◆ Aim: Within the material below, find each line bearing the word "Accession" and present it.

◆ Records to process:
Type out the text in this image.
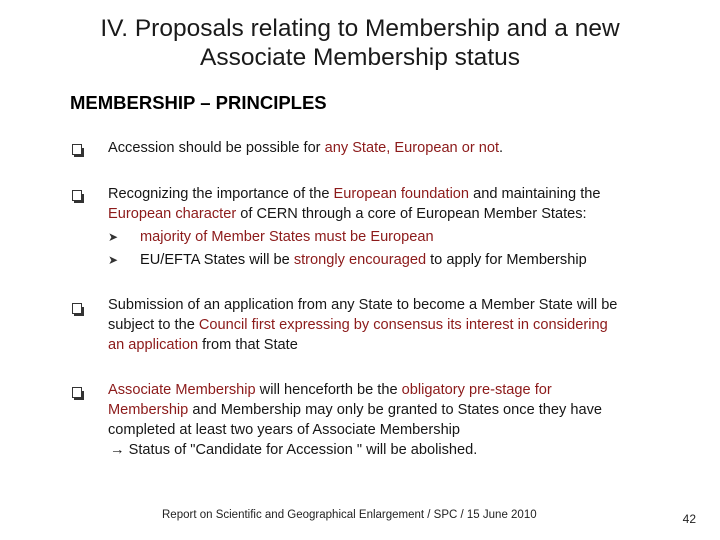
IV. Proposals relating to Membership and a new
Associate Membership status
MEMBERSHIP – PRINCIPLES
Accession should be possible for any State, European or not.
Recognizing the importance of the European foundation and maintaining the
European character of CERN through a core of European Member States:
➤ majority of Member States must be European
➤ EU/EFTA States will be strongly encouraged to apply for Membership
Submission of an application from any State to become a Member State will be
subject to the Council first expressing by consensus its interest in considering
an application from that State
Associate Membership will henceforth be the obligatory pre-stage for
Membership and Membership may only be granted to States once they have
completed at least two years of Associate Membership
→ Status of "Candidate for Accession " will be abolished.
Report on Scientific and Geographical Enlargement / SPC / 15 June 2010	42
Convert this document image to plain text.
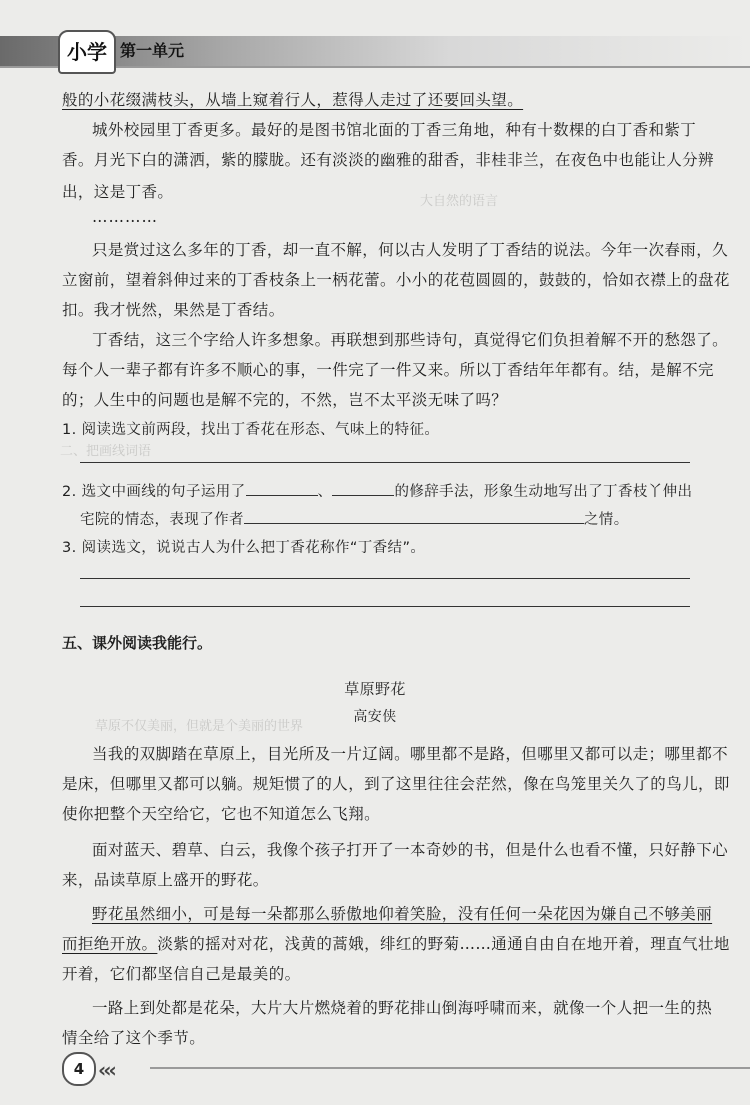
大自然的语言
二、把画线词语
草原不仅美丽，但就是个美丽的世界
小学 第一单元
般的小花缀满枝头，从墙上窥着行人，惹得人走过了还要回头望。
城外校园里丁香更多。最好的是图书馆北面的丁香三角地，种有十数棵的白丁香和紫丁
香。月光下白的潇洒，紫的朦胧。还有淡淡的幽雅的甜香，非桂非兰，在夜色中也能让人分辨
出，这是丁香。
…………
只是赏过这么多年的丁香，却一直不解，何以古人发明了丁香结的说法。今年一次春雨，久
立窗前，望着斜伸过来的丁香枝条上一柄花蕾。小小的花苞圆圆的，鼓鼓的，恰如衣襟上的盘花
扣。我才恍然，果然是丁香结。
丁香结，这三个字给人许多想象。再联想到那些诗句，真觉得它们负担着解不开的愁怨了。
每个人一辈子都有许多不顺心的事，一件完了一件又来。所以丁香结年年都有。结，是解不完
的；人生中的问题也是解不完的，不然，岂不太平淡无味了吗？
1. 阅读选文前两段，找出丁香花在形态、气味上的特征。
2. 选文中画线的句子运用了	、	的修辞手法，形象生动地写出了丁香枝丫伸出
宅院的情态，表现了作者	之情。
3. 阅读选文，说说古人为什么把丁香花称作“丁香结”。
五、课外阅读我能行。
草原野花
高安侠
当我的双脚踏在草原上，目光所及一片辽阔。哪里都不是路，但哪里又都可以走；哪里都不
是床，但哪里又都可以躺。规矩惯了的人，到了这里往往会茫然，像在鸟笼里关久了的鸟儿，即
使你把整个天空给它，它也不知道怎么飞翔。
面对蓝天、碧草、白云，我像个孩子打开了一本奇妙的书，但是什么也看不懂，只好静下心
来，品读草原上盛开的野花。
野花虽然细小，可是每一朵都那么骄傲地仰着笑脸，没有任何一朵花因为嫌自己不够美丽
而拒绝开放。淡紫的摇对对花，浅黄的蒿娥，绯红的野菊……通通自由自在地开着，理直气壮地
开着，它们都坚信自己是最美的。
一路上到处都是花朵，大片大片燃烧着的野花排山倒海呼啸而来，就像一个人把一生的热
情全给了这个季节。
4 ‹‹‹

--

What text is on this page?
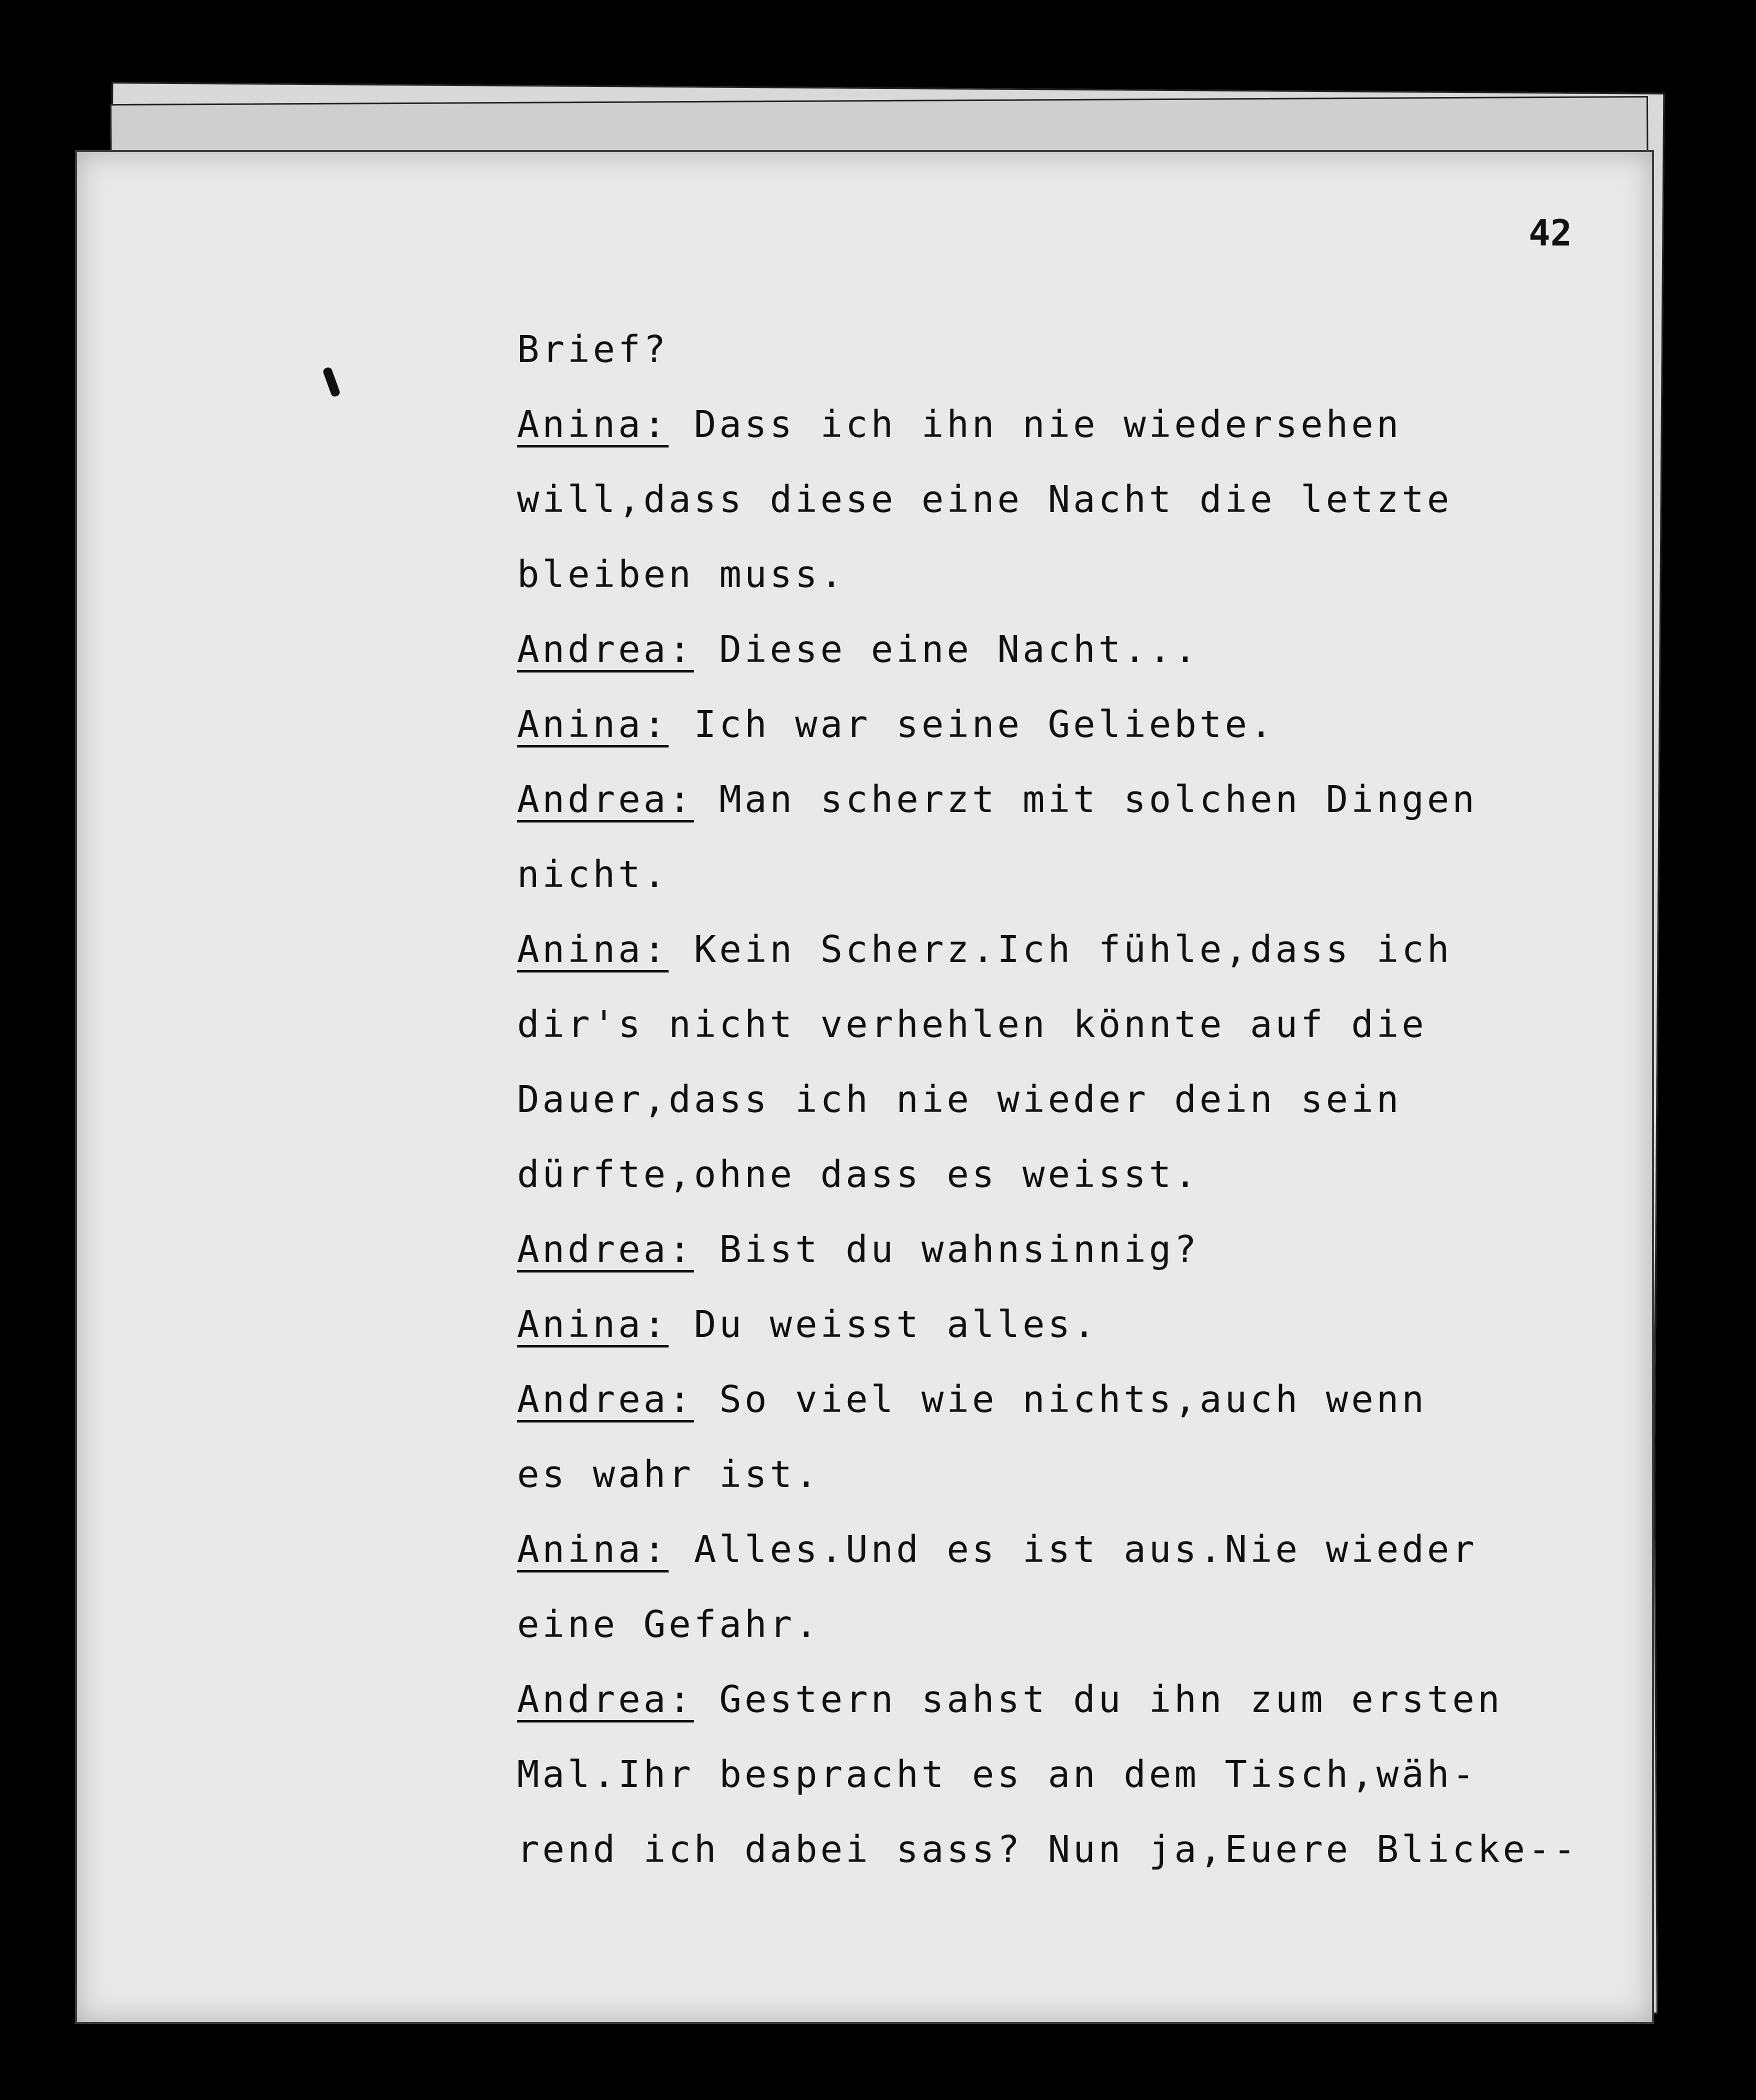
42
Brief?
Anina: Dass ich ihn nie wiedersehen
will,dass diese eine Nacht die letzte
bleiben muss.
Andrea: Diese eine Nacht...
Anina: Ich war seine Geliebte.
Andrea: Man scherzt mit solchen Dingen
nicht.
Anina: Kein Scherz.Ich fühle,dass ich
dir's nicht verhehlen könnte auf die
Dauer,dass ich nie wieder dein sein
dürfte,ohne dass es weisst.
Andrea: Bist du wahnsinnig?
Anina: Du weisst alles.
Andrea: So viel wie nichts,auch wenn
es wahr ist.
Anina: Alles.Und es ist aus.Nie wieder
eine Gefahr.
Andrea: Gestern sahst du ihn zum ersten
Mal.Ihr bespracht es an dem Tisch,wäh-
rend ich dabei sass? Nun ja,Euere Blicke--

==

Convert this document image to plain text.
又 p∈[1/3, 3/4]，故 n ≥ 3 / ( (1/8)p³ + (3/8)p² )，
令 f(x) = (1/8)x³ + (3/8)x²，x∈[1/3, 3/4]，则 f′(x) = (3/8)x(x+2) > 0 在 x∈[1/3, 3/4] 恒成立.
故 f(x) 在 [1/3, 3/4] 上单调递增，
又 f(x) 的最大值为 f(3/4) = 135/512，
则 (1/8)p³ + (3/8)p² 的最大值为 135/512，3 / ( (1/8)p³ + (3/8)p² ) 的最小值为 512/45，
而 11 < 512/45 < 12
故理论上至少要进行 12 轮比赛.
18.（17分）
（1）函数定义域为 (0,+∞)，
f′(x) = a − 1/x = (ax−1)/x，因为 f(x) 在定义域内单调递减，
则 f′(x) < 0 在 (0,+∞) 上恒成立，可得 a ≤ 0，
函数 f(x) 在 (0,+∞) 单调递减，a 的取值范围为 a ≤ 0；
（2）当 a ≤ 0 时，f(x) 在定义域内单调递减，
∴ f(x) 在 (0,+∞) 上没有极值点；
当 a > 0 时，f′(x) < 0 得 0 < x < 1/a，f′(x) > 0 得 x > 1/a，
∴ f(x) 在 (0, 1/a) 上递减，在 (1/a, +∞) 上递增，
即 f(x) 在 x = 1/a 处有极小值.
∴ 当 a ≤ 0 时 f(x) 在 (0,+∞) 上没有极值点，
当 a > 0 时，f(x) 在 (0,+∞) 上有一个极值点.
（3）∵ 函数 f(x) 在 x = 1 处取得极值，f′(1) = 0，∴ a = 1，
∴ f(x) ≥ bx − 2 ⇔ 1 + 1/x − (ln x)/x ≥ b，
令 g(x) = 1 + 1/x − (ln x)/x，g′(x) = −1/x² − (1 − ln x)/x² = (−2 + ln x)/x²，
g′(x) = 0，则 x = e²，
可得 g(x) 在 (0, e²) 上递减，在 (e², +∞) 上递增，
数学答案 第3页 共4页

◆ Exercise output:
Accession should be possible for any State, European or not.
→ Status of "Candidate for Accession " will be abolished.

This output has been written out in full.